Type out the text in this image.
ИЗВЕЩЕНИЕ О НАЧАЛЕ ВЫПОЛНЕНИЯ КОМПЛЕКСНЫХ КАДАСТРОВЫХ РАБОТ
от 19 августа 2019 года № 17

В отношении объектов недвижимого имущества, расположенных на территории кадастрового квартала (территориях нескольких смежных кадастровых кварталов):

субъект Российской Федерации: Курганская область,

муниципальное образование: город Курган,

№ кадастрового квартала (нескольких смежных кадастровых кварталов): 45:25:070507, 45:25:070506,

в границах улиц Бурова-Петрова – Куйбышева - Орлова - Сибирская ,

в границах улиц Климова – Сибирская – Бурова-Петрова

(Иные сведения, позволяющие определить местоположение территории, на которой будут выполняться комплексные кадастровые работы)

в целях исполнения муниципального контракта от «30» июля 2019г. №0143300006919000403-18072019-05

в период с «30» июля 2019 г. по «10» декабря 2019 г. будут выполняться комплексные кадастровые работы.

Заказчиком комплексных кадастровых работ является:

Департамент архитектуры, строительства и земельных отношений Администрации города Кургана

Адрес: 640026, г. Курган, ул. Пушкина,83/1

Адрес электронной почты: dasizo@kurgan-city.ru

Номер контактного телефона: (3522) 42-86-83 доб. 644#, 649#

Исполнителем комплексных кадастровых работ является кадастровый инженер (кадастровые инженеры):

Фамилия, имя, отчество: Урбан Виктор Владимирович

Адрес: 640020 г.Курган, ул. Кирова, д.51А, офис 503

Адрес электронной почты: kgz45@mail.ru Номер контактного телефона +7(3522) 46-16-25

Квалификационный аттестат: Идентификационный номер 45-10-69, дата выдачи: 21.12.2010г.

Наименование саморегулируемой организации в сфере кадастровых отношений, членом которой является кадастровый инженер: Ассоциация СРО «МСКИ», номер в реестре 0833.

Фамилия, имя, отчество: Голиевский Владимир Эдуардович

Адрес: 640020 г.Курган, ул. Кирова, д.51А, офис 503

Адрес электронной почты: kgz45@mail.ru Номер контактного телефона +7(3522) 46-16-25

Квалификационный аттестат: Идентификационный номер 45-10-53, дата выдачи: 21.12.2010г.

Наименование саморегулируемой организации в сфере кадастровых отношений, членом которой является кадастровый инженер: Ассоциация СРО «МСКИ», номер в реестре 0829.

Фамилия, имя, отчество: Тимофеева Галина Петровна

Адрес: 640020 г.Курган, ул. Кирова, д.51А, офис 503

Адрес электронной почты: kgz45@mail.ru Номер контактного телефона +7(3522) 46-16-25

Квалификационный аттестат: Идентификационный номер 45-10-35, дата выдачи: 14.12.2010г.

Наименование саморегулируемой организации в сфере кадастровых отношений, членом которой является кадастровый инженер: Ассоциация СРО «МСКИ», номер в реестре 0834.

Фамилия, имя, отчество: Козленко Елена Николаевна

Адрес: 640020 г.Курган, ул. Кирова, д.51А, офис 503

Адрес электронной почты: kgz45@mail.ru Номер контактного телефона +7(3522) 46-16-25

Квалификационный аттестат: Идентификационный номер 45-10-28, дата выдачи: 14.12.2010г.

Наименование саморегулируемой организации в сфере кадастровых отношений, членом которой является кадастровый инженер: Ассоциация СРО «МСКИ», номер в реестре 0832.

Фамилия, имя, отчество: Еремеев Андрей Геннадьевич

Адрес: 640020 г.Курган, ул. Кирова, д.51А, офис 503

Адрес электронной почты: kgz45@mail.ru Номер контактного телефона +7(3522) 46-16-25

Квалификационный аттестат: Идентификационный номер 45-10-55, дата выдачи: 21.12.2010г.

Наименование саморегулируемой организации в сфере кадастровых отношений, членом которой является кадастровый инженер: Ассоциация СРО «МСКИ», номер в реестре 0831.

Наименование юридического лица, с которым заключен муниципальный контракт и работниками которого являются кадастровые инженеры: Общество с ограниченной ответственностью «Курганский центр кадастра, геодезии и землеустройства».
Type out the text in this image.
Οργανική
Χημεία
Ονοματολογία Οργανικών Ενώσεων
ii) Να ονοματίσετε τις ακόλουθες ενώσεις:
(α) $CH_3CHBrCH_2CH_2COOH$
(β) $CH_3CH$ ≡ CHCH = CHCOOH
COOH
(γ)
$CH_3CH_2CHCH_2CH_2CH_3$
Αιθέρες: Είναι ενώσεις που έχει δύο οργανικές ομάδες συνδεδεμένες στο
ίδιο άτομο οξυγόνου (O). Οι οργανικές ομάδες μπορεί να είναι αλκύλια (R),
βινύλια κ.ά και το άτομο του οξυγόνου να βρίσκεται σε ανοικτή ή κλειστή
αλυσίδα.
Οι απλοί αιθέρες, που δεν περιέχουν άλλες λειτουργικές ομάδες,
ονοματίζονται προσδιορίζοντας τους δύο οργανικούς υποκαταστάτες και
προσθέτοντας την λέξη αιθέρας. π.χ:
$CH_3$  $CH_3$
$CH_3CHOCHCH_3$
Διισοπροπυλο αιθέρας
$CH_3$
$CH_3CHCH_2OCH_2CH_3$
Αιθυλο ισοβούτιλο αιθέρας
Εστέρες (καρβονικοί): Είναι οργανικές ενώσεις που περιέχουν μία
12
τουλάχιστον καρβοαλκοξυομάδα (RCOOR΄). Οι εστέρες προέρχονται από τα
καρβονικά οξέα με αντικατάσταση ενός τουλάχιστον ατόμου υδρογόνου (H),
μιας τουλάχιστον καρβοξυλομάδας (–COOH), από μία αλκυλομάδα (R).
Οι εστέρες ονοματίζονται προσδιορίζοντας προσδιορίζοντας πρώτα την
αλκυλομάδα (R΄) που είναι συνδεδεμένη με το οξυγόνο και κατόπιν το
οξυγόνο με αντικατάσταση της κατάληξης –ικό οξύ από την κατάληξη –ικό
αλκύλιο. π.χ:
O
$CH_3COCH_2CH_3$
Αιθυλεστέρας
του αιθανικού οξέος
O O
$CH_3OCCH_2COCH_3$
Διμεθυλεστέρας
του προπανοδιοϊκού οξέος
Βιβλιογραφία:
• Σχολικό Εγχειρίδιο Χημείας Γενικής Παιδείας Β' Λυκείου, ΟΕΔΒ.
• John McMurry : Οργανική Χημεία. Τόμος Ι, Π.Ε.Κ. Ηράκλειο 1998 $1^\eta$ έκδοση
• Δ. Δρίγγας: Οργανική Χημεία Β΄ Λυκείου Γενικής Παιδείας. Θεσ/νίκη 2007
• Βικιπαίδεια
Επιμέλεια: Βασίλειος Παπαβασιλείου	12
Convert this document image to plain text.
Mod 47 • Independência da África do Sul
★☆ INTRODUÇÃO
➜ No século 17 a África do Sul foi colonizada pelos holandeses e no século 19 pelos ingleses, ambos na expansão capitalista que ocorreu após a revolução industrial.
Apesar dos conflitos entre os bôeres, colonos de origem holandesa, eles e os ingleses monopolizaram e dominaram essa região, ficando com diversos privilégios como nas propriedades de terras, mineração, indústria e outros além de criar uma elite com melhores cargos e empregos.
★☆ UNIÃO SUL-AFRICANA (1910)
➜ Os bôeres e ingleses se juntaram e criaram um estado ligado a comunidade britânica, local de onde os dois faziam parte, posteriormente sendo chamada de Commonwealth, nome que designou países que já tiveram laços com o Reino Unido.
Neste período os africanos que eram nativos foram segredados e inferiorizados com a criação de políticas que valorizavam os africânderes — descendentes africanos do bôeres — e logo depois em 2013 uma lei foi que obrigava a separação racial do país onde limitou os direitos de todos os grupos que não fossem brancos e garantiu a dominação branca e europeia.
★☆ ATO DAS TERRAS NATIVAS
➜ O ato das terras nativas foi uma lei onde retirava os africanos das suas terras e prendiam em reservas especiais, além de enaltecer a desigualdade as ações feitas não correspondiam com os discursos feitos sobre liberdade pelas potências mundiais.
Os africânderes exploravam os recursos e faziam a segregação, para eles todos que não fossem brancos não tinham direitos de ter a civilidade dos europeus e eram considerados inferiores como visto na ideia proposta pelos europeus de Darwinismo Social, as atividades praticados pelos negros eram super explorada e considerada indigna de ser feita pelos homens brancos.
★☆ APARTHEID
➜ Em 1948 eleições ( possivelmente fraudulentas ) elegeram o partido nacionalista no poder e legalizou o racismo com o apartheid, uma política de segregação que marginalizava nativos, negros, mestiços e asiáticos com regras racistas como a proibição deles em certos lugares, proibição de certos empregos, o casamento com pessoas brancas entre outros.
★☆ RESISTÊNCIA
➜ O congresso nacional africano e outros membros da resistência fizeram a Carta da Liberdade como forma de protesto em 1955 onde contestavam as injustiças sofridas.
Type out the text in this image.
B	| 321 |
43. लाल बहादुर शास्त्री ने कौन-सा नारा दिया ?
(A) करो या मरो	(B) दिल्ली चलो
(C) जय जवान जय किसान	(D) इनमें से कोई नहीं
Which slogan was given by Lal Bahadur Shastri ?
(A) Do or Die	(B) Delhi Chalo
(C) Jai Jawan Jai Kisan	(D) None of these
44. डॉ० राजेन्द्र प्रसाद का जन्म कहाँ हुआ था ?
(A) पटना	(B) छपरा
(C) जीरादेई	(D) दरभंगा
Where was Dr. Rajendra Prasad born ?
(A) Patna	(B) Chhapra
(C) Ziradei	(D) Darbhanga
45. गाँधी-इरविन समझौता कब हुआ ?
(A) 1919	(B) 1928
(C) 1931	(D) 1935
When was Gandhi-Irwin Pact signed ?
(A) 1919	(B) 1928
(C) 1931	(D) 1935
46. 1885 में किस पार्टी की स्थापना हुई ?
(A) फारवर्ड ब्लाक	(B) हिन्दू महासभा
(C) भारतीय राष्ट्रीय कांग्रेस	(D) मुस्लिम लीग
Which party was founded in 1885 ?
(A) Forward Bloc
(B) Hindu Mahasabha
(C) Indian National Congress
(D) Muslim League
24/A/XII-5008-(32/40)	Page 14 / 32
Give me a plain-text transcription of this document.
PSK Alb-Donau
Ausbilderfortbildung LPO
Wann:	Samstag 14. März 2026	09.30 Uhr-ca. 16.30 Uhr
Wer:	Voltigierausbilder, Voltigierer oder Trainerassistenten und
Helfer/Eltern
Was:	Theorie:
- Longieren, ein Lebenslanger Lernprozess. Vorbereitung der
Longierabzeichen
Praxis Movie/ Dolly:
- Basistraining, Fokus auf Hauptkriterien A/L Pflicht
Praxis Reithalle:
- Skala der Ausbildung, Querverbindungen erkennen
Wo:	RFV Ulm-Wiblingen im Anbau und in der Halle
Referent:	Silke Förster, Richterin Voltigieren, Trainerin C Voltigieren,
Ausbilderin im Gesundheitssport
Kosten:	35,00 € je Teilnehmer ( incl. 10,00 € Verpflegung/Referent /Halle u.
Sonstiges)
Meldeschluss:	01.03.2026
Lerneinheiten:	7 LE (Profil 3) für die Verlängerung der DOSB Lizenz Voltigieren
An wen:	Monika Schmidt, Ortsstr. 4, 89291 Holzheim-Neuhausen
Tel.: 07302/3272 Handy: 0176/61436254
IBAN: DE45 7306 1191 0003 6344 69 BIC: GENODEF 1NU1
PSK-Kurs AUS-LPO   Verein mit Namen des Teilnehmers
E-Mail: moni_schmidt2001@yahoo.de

###

_Task directions_.
Copy out all lines that carry the word "Voltigieren".

_Exercise answer_.
Referent:	Silke Förster, Richterin Voltigieren, Trainerin C Voltigieren,
Lerneinheiten:	7 LE (Profil 3) für die Verlängerung der DOSB Lizenz Voltigieren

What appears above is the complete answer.